* [DESCRIPTION OF THE TASK]: Omit the pictures, then write out every entry exactly as it reads.
## BEGIN RECORDS FOR THIS TASK
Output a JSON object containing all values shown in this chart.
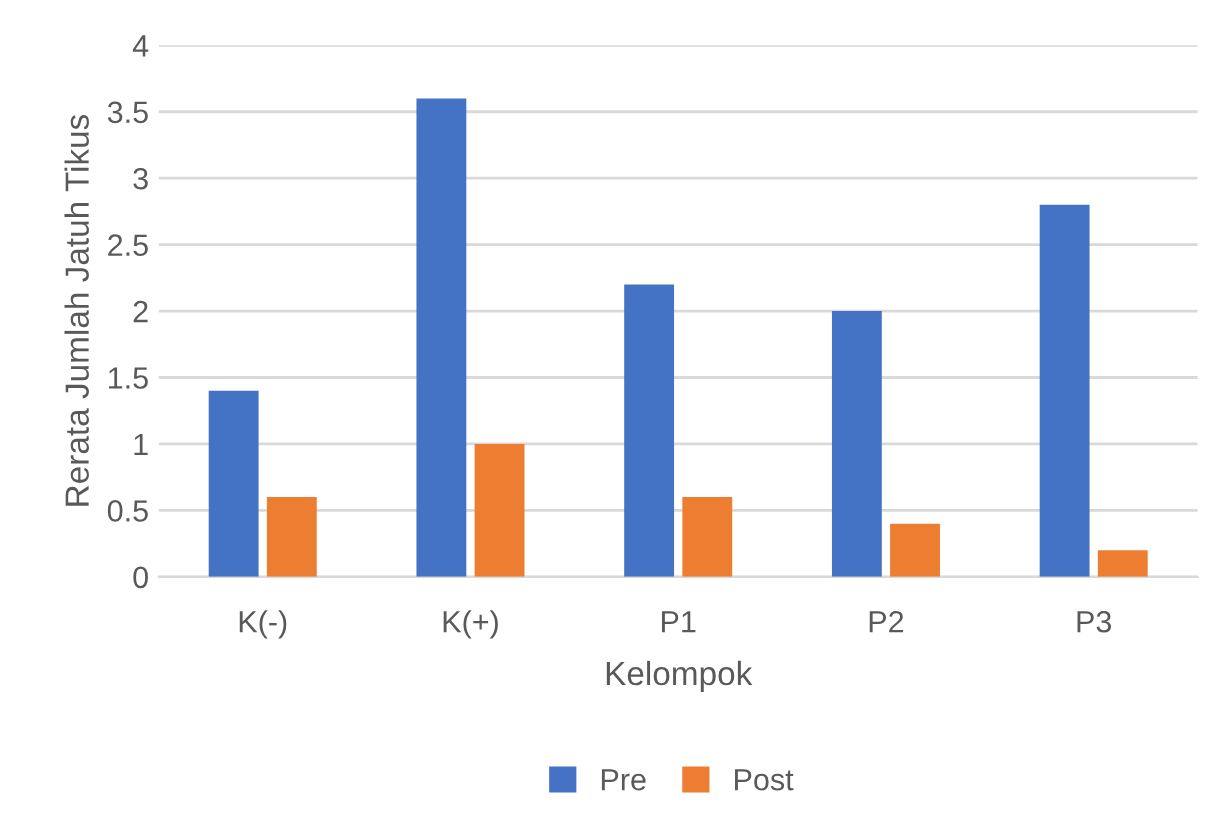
{
  "chart_data": {
    "type": "bar",
    "xlabel": "Kelompok",
    "ylabel": "Rerata Jumlah Jatuh Tikus",
    "categories": [
      "K(-)",
      "K(+)",
      "P1",
      "P2",
      "P3"
    ],
    "series": [
      {
        "name": "Pre",
        "color": "#4472c4",
        "values": [
          1.4,
          3.6,
          2.2,
          2.0,
          2.8
        ]
      },
      {
        "name": "Post",
        "color": "#ed7d31",
        "values": [
          0.6,
          1.0,
          0.6,
          0.4,
          0.2
        ]
      }
    ],
    "ylim": [
      0,
      4
    ],
    "yticks": [
      0,
      0.5,
      1,
      1.5,
      2,
      2.5,
      3,
      3.5,
      4
    ],
    "grid": "y",
    "legend": "bottom"
  }
}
## END RECORDS FOR THIS TASK
* [RESPONSE FOR THIS EXERCISE]:
Output a JSON object containing all values shown in this chart.
{
  "chart_data": {
    "type": "bar",
    "xlabel": "Kelompok",
    "ylabel": "Rerata Jumlah Jatuh Tikus",
    "categories": [
      "K(-)",
      "K(+)",
      "P1",
      "P2",
      "P3"
    ],
    "series": [
      {
        "name": "Pre",
        "color": "#4472c4",
        "values": [
          1.4,
          3.6,
          2.2,
          2.0,
          2.8
        ]
      },
      {
        "name": "Post",
        "color": "#ed7d31",
        "values": [
          0.6,
          1.0,
          0.6,
          0.4,
          0.2
        ]
      }
    ],
    "ylim": [
      0,
      4
    ],
    "yticks": [
      0,
      0.5,
      1,
      1.5,
      2,
      2.5,
      3,
      3.5,
      4
    ],
    "grid": "y",
    "legend": "bottom"
  }
}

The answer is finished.